§ Work instructions
Look through the material below. Copy each line that contains the string "number".
-- start Source data --
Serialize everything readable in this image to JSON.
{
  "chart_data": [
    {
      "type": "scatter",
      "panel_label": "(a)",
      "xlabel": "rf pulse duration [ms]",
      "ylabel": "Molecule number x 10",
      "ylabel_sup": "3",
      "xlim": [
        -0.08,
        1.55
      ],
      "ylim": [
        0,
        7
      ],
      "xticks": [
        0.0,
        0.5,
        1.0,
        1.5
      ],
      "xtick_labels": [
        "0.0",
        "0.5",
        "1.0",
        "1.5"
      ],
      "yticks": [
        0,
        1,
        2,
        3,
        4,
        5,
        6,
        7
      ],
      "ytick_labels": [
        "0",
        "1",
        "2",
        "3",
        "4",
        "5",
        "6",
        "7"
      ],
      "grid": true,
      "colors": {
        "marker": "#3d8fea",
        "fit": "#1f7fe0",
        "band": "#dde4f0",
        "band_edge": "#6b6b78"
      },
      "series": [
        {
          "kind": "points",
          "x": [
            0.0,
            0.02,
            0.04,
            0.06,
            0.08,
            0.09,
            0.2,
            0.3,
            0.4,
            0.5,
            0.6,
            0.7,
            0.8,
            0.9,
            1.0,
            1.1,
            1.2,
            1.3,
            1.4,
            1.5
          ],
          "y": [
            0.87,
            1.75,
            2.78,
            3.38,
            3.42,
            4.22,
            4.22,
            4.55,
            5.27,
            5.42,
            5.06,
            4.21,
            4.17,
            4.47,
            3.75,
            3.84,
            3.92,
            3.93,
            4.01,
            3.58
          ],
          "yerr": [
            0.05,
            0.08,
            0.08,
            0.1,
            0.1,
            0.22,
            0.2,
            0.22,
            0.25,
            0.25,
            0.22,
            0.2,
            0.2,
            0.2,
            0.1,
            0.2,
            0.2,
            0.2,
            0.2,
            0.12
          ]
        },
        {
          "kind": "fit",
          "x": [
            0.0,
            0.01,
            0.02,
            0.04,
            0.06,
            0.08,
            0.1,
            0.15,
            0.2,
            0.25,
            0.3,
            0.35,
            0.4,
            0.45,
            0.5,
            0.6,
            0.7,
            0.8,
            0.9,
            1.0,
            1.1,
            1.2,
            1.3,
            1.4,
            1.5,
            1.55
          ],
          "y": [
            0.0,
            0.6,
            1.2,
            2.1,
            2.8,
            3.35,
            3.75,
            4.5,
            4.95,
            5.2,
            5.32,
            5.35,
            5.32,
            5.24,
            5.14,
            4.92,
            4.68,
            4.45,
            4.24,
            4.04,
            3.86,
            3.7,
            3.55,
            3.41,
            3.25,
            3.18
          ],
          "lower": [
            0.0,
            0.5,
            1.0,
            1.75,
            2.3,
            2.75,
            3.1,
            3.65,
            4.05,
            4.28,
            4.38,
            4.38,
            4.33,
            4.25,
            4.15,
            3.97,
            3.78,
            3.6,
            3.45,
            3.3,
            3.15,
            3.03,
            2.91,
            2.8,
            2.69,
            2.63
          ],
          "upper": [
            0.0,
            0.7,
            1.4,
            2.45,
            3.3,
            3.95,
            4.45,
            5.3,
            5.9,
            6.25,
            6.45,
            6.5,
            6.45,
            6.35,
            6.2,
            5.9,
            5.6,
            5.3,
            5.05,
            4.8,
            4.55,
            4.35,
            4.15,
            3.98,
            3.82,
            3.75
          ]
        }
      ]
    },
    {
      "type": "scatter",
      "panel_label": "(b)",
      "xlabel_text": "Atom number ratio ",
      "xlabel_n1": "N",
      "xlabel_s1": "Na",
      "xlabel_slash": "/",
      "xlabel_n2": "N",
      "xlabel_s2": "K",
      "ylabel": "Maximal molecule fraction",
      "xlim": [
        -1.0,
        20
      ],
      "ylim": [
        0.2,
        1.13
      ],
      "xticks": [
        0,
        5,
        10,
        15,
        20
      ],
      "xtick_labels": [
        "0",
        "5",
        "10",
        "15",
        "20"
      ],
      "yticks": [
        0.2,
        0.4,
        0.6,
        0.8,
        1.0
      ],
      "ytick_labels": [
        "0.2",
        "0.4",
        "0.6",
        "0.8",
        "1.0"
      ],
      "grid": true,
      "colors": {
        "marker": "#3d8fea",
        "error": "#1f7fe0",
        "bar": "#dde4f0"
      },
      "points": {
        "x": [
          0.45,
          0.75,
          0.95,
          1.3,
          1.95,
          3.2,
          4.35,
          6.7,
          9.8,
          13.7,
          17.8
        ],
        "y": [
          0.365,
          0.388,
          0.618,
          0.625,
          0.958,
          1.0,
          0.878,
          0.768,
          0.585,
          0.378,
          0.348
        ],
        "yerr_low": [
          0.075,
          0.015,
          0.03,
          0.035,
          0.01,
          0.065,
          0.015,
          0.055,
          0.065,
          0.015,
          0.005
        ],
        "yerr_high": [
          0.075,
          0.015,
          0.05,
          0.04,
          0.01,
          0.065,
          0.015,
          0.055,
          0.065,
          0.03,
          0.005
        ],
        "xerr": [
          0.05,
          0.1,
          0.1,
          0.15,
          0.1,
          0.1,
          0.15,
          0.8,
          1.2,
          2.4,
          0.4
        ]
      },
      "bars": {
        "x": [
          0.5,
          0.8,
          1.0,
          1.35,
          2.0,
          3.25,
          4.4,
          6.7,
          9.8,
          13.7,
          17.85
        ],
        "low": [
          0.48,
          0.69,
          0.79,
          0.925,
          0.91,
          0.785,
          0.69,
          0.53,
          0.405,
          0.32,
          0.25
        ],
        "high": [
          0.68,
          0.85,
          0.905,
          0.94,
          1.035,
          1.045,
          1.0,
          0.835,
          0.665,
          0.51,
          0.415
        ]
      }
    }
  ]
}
-- end Source data --
§ Final result
      "ylabel": "Molecule number x 10",
      "xlabel_text": "Atom number ratio ",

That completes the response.